[A block of data]
----------------------------------------

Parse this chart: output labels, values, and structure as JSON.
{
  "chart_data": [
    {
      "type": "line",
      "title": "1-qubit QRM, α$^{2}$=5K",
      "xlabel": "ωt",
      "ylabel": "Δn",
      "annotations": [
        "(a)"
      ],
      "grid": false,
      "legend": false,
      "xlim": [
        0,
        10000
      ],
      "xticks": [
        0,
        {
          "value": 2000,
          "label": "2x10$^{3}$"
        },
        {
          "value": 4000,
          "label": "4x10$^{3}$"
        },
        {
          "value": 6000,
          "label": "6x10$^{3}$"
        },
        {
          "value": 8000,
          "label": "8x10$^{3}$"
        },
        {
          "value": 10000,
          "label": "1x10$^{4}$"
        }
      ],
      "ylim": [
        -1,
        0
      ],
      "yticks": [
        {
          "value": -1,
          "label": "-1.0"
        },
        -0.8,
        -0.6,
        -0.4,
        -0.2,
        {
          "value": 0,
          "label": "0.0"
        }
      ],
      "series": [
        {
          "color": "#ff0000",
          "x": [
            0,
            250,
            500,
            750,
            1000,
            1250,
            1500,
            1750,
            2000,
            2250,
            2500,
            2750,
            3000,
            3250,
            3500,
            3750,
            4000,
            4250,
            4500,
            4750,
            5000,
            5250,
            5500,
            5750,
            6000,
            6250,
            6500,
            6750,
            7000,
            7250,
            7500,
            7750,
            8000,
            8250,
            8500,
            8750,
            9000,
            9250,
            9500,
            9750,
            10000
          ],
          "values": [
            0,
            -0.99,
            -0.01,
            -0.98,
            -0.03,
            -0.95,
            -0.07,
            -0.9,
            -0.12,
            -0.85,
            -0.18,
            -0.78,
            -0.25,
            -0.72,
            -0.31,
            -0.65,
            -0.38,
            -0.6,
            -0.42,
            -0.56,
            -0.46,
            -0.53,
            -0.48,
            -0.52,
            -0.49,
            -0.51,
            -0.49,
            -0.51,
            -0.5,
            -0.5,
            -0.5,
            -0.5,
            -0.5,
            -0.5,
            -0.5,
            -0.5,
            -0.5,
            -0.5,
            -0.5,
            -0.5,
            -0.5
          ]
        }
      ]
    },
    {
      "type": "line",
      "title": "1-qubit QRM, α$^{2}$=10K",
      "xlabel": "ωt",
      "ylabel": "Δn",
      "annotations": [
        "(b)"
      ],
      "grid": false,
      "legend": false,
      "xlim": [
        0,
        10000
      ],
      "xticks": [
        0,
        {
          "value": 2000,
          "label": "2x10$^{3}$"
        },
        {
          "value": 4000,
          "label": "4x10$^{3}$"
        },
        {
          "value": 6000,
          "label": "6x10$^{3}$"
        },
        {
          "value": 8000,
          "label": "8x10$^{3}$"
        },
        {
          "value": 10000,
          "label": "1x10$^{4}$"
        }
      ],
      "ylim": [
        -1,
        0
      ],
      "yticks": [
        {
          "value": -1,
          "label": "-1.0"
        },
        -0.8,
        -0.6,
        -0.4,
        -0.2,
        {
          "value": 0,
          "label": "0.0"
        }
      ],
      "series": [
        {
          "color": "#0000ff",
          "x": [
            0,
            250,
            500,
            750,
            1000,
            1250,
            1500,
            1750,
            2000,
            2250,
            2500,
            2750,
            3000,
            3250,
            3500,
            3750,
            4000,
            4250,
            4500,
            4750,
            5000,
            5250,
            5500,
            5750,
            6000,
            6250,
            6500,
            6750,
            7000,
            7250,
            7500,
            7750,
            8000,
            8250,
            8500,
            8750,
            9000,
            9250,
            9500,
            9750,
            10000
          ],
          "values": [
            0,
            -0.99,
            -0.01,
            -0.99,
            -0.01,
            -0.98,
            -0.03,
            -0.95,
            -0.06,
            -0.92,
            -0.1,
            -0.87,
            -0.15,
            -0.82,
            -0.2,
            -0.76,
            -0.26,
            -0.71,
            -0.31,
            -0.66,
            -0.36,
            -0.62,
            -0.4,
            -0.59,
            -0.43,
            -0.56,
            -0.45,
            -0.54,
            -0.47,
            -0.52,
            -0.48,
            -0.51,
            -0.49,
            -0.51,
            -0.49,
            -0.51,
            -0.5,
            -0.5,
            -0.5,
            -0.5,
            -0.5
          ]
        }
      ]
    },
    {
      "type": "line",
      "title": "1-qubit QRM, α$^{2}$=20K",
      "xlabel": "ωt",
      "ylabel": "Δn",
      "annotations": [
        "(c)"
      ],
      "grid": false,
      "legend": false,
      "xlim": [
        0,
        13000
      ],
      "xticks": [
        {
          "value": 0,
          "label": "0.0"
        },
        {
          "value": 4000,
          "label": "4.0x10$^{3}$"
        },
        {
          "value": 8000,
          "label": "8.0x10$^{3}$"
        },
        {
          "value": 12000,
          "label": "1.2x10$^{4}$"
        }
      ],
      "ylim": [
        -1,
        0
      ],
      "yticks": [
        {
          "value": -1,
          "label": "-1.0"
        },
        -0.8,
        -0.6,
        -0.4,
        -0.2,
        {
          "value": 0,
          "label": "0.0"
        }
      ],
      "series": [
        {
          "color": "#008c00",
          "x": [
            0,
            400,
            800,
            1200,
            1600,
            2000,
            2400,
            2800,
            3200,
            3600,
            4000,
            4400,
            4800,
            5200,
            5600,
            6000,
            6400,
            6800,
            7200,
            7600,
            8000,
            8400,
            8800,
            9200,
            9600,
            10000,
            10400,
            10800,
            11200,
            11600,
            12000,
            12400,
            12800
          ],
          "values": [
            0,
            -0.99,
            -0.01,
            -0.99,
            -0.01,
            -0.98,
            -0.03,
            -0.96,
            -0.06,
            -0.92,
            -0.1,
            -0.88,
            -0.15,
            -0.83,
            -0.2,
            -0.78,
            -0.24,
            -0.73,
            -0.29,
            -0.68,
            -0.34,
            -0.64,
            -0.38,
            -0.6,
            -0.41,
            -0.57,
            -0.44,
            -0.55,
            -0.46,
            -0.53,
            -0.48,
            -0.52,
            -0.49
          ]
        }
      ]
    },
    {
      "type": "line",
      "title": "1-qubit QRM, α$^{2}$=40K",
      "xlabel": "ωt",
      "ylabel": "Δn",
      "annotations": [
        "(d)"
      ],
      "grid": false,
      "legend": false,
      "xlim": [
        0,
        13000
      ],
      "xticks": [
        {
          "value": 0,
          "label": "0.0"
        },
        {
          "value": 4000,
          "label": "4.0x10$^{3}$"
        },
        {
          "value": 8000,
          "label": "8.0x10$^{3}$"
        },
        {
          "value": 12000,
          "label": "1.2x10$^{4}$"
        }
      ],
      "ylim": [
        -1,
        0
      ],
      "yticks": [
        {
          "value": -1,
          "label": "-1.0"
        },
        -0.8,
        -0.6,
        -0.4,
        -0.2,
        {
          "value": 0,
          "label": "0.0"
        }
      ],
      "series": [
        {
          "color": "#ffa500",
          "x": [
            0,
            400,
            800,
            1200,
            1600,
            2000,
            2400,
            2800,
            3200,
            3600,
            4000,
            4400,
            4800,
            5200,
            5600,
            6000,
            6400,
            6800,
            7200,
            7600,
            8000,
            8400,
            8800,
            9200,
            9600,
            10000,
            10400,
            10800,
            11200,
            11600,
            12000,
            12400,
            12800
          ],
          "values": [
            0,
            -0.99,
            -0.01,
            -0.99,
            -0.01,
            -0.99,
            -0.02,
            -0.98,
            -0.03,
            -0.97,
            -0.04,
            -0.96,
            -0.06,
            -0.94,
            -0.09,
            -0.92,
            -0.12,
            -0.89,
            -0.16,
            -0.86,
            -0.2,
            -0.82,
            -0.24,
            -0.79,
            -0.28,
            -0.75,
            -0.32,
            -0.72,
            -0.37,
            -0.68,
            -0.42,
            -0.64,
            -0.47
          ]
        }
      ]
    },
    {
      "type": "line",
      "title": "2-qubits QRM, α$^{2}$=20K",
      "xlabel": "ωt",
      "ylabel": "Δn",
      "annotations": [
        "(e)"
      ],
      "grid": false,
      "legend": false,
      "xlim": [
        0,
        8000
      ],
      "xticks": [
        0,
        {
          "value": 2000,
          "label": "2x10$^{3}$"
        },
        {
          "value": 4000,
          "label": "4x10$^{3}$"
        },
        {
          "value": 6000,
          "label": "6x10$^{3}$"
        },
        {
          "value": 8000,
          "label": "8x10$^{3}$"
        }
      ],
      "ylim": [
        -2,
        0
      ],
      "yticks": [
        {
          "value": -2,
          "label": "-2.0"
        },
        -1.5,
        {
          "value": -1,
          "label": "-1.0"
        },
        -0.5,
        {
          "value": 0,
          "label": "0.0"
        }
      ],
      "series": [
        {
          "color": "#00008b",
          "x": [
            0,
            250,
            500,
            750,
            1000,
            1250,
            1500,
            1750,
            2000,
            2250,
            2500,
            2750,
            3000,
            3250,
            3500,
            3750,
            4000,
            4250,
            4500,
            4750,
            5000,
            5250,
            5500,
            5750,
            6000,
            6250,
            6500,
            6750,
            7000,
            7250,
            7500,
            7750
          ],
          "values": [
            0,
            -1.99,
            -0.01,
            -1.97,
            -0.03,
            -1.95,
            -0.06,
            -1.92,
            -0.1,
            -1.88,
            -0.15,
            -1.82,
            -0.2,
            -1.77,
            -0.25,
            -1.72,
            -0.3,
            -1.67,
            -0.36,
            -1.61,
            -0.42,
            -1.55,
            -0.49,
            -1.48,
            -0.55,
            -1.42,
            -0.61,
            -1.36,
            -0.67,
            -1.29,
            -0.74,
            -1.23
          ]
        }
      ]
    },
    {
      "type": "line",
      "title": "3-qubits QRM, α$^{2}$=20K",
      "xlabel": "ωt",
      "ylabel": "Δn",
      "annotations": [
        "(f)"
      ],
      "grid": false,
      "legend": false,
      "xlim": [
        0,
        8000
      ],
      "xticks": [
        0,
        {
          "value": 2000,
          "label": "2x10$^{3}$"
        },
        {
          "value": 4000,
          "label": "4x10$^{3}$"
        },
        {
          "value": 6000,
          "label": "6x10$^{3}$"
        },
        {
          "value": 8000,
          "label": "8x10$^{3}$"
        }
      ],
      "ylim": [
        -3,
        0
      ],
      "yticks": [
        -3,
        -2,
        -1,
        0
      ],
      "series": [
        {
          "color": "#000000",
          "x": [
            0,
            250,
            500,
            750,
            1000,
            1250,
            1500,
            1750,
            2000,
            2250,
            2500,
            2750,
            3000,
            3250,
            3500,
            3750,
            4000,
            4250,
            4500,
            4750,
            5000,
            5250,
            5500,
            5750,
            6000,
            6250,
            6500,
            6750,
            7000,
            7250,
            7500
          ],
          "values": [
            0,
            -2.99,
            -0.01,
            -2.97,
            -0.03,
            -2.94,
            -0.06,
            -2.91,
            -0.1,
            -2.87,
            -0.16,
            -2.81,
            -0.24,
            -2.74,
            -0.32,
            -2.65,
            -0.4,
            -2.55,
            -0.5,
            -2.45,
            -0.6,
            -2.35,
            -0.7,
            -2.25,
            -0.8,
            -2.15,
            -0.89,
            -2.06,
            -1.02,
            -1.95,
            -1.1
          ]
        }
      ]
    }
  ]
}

----------------------------------------

**WHAT TO WORK ON:**
From the data above, copy each line that holds "title".

**RESPONSE TO THIS TASK:**
      "title": "1-qubit QRM, α$^{2}$=5K",
      "title": "1-qubit QRM, α$^{2}$=10K",
      "title": "1-qubit QRM, α$^{2}$=20K",
      "title": "1-qubit QRM, α$^{2}$=40K",
      "title": "2-qubits QRM, α$^{2}$=20K",
      "title": "3-qubits QRM, α$^{2}$=20K",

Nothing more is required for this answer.